++++ SUPPLIED INFORMATION

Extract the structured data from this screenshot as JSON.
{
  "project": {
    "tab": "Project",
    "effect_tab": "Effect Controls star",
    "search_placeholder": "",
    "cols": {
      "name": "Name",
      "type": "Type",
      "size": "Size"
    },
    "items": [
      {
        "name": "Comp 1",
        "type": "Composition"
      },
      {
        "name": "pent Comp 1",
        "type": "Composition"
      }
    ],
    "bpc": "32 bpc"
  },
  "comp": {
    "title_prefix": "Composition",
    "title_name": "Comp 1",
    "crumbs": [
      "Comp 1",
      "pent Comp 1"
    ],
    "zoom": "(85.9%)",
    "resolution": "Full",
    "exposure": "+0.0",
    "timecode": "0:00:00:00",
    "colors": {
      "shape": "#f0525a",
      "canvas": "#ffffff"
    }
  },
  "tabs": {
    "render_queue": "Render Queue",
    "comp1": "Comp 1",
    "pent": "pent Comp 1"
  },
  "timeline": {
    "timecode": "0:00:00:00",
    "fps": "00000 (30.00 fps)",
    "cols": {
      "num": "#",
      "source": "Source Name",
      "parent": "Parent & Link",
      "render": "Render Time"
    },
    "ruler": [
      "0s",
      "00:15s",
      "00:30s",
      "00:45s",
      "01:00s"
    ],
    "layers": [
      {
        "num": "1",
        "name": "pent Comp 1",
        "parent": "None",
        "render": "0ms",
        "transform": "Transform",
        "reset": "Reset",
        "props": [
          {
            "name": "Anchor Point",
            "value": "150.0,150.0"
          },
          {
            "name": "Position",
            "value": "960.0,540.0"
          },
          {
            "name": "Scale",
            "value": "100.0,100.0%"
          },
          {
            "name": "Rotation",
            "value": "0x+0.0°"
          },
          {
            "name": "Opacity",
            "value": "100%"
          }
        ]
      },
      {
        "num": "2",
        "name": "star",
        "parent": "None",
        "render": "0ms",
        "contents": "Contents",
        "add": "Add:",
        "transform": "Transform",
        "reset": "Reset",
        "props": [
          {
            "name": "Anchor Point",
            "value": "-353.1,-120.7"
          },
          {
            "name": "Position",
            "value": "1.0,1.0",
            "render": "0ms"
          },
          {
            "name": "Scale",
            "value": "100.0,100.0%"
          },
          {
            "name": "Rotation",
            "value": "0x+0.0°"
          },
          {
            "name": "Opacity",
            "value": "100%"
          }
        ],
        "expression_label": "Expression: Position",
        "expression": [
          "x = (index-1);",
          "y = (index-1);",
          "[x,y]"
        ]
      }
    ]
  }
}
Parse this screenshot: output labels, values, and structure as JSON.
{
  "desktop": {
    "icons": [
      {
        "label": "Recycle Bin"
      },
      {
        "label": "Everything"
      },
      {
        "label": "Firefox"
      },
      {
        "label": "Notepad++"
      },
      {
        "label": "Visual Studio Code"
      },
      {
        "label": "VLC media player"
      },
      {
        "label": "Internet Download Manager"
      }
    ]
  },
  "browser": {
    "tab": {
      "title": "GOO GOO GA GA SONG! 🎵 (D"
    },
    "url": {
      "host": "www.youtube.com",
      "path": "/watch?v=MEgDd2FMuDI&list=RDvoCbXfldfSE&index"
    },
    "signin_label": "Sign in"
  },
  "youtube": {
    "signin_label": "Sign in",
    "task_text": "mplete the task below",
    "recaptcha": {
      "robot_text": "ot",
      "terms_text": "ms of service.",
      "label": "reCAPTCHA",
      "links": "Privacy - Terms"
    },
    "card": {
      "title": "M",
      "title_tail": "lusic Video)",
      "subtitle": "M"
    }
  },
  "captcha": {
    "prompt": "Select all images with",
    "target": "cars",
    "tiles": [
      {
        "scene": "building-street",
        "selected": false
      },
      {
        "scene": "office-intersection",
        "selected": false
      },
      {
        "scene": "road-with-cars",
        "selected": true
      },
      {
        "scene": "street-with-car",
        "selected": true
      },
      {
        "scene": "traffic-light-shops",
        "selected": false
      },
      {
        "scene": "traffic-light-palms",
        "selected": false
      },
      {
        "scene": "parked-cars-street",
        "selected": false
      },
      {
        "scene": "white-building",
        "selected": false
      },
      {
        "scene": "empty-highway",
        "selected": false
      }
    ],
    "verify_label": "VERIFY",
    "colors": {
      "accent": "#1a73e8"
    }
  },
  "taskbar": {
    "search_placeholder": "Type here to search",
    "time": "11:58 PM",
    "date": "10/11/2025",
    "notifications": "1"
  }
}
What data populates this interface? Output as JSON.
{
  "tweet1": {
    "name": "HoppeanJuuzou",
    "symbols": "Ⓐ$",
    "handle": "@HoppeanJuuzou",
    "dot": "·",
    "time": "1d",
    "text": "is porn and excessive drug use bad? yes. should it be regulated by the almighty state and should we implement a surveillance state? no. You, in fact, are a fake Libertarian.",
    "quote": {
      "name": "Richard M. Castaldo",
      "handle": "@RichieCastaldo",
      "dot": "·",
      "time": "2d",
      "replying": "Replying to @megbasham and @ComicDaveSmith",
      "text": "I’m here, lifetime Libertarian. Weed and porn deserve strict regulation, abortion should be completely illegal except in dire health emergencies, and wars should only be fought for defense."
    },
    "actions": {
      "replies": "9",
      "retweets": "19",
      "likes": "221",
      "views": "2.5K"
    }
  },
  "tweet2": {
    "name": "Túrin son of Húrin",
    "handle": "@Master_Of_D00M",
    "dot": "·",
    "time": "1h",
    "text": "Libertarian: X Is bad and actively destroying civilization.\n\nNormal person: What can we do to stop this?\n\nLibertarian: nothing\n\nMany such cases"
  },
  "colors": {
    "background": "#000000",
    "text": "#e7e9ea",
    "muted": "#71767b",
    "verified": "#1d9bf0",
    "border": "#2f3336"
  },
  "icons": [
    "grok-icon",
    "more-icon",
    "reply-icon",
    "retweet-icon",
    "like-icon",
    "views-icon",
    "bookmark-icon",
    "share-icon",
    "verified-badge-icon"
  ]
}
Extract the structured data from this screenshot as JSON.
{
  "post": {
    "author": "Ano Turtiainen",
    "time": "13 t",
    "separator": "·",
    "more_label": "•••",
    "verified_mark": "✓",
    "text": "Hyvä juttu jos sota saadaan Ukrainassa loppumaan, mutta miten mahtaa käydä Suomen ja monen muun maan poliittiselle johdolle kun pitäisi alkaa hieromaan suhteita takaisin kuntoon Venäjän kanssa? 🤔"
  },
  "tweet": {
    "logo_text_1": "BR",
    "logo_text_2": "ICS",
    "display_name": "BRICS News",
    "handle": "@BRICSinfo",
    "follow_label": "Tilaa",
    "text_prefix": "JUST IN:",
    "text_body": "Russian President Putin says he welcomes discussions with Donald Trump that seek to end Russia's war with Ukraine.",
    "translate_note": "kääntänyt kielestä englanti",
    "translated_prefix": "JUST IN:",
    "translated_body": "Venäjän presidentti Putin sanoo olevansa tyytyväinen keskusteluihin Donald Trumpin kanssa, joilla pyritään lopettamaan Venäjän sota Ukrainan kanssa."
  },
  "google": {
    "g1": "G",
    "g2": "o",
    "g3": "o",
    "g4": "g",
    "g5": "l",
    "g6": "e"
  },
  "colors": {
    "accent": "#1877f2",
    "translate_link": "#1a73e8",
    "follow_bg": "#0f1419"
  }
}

++++++++

■ AIM OF THE TASK ■
Find the lines holding "Donald" and list every one.

■ ANSWER TO THIS EXERCISE ■
    "text_body": "Russian President Putin says he welcomes discussions with Donald Trump that seek to end Russia's war with Ukraine.",
    "translated_body": "Venäjän presidentti Putin sanoo olevansa tyytyväinen keskusteluihin Donald Trumpin kanssa, joilla pyritään lopettamaan Venäjän sota Ukrainan kanssa."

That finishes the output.